'''

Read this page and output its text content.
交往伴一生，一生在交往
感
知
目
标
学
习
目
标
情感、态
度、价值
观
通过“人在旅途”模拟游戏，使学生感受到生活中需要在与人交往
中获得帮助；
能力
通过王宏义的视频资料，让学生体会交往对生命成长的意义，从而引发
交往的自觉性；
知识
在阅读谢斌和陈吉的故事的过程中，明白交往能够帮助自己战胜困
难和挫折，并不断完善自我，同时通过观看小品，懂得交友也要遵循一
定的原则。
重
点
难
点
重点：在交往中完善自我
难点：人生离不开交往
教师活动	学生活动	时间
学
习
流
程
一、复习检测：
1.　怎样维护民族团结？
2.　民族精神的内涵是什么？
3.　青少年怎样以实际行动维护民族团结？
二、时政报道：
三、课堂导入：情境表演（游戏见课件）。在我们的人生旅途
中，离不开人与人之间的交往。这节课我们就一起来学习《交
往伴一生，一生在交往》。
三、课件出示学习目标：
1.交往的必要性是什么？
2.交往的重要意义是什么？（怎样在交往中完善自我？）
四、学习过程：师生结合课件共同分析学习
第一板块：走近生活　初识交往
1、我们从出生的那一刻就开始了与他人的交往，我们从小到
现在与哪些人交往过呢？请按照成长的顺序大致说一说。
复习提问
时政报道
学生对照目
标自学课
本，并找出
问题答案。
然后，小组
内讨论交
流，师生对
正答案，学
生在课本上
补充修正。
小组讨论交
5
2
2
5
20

'''
'''

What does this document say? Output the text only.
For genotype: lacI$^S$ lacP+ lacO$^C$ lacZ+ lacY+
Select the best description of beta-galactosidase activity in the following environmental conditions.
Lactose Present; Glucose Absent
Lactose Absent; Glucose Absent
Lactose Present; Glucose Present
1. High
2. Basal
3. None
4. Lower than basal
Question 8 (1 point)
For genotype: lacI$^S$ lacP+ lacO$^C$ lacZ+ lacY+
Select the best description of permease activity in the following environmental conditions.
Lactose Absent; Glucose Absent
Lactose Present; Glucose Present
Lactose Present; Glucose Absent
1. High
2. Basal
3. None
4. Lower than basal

'''

* Brief: Reply with the number of lines in the data that include the string "environmental" and nothing else.

* Exercise result: 2